Problem:
Search the listing below for "verified". Copy each matching line.

※

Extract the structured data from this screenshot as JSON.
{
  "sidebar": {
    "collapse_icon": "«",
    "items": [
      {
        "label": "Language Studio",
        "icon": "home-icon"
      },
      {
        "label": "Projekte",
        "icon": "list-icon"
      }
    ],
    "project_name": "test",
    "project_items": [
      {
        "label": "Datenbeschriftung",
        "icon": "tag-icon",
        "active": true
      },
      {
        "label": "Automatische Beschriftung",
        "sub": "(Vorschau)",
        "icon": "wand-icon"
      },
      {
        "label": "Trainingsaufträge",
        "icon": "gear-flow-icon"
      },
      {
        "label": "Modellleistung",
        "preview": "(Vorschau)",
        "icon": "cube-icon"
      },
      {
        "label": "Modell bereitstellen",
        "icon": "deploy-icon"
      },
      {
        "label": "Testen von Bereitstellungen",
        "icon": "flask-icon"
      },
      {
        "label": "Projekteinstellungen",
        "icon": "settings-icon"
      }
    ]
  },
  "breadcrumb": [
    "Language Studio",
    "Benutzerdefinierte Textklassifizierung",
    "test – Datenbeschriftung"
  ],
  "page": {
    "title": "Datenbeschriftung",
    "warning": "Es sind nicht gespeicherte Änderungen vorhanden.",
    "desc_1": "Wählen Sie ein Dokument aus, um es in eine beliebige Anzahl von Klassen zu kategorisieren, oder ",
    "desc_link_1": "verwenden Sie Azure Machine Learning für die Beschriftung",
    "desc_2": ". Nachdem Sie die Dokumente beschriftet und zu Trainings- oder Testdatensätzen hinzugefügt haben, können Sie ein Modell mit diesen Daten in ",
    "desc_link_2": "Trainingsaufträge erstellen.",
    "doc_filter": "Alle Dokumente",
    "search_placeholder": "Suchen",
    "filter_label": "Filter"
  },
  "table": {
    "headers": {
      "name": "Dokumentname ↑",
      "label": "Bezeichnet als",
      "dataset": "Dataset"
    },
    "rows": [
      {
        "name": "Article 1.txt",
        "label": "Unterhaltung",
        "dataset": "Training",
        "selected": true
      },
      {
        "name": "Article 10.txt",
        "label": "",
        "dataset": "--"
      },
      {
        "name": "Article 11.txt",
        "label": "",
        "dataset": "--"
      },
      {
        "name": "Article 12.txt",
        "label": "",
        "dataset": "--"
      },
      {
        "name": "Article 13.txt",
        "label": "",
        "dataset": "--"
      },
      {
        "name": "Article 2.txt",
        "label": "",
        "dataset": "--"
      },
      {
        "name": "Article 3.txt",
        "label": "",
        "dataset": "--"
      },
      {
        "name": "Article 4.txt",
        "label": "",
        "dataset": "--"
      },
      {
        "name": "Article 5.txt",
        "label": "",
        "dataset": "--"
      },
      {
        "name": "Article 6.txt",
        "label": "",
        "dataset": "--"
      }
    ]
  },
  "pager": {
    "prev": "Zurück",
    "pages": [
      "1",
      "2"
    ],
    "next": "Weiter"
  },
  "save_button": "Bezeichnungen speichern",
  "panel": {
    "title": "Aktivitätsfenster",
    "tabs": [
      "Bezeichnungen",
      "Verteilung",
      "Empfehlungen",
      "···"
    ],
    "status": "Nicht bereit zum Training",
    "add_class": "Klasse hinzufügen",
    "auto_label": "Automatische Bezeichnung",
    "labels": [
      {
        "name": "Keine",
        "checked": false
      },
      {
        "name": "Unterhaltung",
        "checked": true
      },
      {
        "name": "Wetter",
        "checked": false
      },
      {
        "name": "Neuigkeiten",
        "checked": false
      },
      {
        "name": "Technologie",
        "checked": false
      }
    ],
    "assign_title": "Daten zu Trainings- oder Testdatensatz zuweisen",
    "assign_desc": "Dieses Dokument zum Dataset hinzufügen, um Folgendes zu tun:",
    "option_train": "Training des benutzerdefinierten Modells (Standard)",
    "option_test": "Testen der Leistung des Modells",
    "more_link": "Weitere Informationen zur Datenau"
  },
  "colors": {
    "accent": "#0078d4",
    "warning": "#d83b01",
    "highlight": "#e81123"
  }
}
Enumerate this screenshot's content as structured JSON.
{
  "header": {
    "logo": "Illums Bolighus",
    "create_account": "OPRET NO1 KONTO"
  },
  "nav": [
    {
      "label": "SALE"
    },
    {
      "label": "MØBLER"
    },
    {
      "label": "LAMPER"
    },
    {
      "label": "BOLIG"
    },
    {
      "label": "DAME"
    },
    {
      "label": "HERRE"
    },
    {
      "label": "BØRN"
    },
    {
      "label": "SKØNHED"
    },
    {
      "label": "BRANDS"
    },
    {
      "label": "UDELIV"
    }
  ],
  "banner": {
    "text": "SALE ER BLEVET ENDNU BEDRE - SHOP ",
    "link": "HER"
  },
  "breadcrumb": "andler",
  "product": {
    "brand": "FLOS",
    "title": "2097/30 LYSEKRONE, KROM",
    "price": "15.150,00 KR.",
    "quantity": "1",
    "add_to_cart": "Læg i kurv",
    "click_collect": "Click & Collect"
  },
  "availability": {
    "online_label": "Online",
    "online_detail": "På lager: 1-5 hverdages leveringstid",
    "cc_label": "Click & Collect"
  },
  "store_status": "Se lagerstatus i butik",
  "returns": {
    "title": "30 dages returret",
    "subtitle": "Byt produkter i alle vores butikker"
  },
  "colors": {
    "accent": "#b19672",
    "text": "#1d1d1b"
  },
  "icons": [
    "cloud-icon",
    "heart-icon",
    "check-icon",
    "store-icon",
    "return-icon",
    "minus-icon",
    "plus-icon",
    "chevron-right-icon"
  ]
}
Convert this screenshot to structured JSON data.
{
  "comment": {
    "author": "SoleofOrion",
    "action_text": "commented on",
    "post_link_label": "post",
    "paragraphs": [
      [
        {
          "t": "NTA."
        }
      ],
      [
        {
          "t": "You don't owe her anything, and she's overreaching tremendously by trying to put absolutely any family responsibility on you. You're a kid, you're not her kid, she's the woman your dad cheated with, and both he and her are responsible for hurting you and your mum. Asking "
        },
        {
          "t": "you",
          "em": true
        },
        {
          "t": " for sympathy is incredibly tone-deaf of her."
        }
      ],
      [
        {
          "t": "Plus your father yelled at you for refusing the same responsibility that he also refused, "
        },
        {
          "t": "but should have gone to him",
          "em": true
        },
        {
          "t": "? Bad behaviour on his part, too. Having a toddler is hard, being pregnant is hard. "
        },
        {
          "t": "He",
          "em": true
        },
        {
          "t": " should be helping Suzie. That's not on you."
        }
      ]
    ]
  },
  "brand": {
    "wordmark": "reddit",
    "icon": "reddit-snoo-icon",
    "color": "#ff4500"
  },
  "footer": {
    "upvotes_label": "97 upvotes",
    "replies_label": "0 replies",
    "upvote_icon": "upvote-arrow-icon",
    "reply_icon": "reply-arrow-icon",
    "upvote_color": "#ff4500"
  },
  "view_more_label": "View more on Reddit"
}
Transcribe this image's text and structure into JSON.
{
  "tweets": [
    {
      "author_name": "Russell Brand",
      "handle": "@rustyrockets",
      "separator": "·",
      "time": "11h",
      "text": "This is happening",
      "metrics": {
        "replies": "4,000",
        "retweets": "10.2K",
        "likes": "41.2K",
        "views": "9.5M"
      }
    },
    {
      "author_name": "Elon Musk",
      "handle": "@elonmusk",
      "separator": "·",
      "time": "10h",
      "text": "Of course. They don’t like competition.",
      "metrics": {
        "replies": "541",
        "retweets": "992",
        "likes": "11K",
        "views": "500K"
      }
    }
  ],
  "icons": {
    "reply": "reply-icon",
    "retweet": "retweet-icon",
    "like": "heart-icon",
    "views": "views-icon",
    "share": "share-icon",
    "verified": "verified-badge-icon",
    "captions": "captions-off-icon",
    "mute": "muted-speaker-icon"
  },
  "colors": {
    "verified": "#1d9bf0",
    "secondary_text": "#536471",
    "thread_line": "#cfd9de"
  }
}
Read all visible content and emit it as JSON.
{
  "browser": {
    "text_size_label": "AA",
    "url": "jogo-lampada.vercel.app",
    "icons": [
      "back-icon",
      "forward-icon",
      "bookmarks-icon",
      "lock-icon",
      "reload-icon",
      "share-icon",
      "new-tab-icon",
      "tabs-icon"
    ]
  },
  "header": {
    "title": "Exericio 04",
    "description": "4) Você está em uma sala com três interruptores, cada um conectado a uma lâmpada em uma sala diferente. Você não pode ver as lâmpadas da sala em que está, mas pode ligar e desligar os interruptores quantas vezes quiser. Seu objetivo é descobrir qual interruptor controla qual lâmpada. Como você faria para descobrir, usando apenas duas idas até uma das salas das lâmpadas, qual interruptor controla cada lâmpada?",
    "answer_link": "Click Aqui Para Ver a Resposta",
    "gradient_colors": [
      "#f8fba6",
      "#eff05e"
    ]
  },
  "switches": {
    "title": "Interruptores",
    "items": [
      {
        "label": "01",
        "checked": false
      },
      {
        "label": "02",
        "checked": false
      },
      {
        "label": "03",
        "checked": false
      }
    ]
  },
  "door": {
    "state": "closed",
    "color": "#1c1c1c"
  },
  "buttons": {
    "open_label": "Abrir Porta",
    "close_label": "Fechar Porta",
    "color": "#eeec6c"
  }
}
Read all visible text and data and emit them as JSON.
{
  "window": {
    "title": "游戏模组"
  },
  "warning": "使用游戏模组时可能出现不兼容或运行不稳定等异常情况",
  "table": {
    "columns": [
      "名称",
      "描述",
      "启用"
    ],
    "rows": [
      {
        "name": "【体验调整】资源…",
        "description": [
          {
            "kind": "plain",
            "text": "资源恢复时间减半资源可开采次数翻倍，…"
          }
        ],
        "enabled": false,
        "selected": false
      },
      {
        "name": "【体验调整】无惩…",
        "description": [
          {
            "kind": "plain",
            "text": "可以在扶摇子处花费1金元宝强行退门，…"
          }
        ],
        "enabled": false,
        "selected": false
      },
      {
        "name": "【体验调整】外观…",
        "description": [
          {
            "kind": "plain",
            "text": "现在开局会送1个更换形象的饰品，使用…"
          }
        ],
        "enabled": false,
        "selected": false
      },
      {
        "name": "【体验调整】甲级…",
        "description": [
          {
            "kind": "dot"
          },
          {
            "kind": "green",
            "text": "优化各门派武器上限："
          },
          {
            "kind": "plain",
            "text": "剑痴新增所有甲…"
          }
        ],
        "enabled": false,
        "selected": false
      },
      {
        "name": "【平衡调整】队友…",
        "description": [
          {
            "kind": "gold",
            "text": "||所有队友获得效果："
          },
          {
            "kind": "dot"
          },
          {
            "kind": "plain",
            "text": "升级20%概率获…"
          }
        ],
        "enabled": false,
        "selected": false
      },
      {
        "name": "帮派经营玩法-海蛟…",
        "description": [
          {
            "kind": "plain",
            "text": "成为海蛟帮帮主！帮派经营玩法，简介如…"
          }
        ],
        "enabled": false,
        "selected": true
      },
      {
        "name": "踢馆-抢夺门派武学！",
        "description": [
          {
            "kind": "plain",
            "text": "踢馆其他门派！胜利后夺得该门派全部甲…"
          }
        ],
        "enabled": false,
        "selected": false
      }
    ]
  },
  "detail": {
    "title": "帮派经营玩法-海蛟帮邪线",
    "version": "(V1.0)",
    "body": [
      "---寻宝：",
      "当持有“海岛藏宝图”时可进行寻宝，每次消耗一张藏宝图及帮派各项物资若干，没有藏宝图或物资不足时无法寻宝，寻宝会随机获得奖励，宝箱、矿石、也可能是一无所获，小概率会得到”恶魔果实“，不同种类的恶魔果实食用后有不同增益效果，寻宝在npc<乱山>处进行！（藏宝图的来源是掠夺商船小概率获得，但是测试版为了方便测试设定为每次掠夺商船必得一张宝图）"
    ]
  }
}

※

Full solution:
    "verified": "verified-badge-icon",
    "verified": "#1d9bf0",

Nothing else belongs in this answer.